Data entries
--*--

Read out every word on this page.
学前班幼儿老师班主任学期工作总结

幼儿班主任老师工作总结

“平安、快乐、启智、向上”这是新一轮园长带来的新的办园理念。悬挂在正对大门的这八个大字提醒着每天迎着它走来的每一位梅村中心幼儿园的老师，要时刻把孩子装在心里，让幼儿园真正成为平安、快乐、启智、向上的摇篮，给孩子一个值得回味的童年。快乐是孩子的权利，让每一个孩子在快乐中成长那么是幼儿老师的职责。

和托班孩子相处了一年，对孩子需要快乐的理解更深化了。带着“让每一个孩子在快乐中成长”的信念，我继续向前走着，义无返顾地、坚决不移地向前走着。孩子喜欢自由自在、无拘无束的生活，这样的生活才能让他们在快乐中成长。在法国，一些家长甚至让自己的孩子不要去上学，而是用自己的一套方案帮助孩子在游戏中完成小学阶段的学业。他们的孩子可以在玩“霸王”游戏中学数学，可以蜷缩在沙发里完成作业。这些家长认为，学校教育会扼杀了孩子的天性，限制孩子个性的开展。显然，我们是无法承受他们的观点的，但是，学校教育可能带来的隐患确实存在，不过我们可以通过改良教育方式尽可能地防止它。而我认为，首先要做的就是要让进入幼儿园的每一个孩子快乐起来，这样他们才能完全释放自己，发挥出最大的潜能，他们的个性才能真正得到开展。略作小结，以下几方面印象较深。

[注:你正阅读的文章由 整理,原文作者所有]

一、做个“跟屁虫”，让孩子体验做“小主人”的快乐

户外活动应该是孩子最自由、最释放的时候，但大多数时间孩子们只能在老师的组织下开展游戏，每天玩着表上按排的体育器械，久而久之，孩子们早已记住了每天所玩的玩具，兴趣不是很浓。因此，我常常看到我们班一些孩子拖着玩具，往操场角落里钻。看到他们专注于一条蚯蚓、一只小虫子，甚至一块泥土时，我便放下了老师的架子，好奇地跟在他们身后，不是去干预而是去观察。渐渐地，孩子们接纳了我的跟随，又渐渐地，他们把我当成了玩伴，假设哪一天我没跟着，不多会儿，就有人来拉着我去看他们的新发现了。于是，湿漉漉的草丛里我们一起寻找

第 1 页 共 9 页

--*--

◆ Task brief ◆
Reproduce the material exactly, with every line intact.

◆ Finished answer ◆
Read out every word on this page.
学前班幼儿老师班主任学期工作总结

幼儿班主任老师工作总结

“平安、快乐、启智、向上”这是新一轮园长带来的新的办园理念。悬挂在正对大门的这八个大字提醒着每天迎着它走来的每一位梅村中心幼儿园的老师，要时刻把孩子装在心里，让幼儿园真正成为平安、快乐、启智、向上的摇篮，给孩子一个值得回味的童年。快乐是孩子的权利，让每一个孩子在快乐中成长那么是幼儿老师的职责。

和托班孩子相处了一年，对孩子需要快乐的理解更深化了。带着“让每一个孩子在快乐中成长”的信念，我继续向前走着，义无返顾地、坚决不移地向前走着。孩子喜欢自由自在、无拘无束的生活，这样的生活才能让他们在快乐中成长。在法国，一些家长甚至让自己的孩子不要去上学，而是用自己的一套方案帮助孩子在游戏中完成小学阶段的学业。他们的孩子可以在玩“霸王”游戏中学数学，可以蜷缩在沙发里完成作业。这些家长认为，学校教育会扼杀了孩子的天性，限制孩子个性的开展。显然，我们是无法承受他们的观点的，但是，学校教育可能带来的隐患确实存在，不过我们可以通过改良教育方式尽可能地防止它。而我认为，首先要做的就是要让进入幼儿园的每一个孩子快乐起来，这样他们才能完全释放自己，发挥出最大的潜能，他们的个性才能真正得到开展。略作小结，以下几方面印象较深。

[注:你正阅读的文章由 整理,原文作者所有]

一、做个“跟屁虫”，让孩子体验做“小主人”的快乐

户外活动应该是孩子最自由、最释放的时候，但大多数时间孩子们只能在老师的组织下开展游戏，每天玩着表上按排的体育器械，久而久之，孩子们早已记住了每天所玩的玩具，兴趣不是很浓。因此，我常常看到我们班一些孩子拖着玩具，往操场角落里钻。看到他们专注于一条蚯蚓、一只小虫子，甚至一块泥土时，我便放下了老师的架子，好奇地跟在他们身后，不是去干预而是去观察。渐渐地，孩子们接纳了我的跟随，又渐渐地，他们把我当成了玩伴，假设哪一天我没跟着，不多会儿，就有人来拉着我去看他们的新发现了。于是，湿漉漉的草丛里我们一起寻找

第 1 页 共 9 页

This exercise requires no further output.